### WHAT IS EXPECTED
Each line of the listing that contains the word "median" is to be copied.

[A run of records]
########
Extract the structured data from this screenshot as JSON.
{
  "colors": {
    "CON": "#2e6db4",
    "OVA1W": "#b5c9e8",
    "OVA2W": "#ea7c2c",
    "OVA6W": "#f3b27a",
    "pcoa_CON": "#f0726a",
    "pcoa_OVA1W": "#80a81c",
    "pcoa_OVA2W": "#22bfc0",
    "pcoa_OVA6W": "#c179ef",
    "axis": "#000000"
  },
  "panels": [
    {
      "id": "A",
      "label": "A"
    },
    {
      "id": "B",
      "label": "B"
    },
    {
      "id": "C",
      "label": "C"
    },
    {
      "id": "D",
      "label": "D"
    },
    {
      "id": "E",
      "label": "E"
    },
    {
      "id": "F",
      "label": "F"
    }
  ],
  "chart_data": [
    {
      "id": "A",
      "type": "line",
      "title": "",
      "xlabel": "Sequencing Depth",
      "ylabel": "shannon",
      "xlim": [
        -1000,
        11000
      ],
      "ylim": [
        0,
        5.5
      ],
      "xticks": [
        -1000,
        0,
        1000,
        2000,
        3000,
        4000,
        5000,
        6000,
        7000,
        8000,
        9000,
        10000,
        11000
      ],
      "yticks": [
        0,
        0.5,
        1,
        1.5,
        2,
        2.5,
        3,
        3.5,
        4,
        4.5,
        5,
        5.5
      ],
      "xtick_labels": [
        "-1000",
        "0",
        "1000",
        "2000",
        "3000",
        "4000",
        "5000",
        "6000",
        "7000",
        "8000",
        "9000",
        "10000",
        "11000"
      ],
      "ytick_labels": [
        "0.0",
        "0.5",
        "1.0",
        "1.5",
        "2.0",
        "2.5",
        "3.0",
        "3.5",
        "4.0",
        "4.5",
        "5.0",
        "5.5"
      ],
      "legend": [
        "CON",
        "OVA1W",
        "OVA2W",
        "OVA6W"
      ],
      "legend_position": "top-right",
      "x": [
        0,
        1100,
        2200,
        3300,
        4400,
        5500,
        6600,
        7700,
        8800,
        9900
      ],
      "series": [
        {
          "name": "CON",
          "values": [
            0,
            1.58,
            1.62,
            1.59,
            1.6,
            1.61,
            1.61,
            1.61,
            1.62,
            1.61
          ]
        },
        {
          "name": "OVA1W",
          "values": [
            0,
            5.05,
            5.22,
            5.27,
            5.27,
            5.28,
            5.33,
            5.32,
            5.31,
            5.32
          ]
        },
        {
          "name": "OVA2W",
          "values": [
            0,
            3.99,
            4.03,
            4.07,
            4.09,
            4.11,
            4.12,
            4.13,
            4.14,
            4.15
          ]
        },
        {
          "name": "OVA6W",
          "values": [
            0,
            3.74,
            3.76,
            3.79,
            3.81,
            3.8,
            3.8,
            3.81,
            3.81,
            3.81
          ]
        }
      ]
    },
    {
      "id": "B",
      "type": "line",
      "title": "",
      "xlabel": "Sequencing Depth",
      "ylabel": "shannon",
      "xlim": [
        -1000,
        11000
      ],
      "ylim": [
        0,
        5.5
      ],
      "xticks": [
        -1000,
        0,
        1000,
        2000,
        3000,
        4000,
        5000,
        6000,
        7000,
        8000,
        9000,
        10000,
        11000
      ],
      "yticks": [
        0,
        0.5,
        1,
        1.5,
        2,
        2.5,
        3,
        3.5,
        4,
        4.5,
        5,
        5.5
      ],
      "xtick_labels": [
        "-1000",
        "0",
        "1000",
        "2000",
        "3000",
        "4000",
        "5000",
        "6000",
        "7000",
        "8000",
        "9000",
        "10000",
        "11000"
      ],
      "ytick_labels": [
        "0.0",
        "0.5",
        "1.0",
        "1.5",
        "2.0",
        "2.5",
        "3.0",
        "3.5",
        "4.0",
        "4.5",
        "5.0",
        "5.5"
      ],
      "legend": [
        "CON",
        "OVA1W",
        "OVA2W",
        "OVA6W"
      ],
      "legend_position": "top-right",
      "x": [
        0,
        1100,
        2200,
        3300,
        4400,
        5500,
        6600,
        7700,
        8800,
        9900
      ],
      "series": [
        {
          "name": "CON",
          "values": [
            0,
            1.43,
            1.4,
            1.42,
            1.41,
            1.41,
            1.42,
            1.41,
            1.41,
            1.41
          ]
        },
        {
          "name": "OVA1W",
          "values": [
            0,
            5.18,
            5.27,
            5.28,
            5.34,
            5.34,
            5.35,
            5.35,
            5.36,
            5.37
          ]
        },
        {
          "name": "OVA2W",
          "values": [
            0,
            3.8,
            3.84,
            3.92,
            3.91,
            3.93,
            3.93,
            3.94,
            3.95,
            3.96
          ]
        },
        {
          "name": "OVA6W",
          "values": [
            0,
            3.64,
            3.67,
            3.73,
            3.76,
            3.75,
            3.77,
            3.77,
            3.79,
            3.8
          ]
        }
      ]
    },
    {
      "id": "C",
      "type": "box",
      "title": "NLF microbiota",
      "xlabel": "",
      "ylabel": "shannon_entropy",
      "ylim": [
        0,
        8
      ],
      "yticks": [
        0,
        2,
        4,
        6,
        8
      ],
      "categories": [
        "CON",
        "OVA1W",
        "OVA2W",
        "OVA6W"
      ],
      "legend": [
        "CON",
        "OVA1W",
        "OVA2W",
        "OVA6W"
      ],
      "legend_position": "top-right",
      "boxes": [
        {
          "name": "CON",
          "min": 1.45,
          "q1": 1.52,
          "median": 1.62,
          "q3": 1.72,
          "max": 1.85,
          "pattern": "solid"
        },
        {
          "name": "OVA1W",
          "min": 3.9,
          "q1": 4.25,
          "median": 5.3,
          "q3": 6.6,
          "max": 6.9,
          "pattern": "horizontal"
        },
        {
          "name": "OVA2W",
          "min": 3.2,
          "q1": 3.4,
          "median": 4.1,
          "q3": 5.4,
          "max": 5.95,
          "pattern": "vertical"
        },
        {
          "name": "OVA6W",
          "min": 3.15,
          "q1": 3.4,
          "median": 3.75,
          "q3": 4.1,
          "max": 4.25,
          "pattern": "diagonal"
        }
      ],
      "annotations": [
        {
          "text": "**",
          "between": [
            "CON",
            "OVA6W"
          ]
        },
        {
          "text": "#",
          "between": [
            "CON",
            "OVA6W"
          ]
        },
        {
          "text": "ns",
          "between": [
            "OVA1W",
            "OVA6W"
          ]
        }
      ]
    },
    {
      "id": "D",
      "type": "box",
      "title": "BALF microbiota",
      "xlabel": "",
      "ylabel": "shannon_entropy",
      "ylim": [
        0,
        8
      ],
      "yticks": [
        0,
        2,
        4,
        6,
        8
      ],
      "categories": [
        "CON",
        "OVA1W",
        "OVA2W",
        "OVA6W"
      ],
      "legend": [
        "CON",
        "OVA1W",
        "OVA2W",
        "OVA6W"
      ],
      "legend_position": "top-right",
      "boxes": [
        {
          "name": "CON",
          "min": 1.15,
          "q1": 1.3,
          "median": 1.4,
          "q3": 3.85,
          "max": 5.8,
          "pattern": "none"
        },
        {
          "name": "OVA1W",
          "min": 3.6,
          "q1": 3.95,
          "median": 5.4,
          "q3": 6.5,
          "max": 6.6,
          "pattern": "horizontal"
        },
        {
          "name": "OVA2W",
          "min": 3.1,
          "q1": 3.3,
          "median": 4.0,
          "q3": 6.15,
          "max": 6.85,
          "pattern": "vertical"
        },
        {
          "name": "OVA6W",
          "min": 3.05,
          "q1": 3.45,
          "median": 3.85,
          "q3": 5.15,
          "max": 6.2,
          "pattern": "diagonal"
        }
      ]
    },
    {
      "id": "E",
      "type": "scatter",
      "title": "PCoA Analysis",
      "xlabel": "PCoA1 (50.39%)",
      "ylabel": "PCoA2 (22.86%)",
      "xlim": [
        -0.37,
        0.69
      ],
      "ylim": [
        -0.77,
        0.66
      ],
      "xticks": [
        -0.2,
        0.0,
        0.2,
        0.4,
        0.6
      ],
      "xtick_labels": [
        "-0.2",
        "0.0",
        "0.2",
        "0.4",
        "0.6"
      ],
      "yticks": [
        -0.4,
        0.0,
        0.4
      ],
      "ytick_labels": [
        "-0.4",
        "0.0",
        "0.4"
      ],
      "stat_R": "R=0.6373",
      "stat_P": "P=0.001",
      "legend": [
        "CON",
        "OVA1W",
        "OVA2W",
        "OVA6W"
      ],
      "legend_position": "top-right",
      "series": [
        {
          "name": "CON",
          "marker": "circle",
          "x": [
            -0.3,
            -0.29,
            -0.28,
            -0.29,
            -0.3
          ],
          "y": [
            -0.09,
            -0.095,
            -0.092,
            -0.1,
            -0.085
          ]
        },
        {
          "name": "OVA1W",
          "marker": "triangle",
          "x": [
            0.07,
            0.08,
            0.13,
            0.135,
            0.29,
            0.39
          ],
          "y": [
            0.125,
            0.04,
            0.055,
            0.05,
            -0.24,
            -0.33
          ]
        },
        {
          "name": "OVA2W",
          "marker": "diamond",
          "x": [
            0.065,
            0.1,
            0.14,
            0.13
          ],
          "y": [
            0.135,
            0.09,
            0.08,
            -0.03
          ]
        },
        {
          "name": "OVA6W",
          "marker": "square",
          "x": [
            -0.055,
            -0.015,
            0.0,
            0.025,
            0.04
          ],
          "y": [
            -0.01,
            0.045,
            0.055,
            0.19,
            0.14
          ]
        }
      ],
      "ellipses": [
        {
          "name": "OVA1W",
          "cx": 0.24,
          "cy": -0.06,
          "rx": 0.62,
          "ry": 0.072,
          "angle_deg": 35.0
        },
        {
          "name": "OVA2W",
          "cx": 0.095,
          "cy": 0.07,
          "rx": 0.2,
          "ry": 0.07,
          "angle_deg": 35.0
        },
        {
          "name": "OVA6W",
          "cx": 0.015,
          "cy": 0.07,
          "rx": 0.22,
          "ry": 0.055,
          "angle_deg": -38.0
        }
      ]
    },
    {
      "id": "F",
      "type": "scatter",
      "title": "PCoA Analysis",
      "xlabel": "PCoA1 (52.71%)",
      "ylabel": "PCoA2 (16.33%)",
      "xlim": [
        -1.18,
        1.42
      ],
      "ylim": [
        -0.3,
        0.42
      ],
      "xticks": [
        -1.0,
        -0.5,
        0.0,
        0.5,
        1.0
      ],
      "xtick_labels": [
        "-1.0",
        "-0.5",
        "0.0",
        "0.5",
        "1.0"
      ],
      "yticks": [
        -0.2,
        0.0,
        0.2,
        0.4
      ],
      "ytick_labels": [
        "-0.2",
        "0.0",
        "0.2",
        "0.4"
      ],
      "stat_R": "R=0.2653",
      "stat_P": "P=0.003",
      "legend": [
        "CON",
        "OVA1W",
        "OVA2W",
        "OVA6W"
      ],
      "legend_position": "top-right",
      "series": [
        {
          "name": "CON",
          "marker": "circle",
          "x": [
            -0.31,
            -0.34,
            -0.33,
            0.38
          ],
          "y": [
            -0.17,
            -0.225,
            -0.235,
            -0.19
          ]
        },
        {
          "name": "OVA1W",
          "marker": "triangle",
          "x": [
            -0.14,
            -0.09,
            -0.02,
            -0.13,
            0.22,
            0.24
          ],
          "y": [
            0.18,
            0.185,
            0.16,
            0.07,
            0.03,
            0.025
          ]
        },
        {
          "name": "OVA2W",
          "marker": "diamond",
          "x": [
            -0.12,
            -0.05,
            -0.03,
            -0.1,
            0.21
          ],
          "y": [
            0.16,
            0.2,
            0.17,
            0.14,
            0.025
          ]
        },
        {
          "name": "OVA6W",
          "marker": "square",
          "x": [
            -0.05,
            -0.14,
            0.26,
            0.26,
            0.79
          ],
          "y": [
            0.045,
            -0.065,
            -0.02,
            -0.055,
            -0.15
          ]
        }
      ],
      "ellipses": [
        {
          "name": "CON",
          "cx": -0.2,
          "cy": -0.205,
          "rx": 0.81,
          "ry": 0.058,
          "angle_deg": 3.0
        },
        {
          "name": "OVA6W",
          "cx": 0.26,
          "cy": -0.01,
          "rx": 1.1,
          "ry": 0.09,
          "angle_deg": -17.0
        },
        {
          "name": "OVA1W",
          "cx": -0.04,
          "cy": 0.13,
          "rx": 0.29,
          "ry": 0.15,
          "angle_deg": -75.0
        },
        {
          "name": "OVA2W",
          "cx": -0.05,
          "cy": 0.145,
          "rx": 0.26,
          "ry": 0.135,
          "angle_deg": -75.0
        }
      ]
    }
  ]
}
########
### SOLVED EXERCISE
          "median": 1.62,
          "median": 5.3,
          "median": 4.1,
          "median": 3.75,
          "median": 1.4,
          "median": 5.4,
          "median": 4.0,
          "median": 3.85,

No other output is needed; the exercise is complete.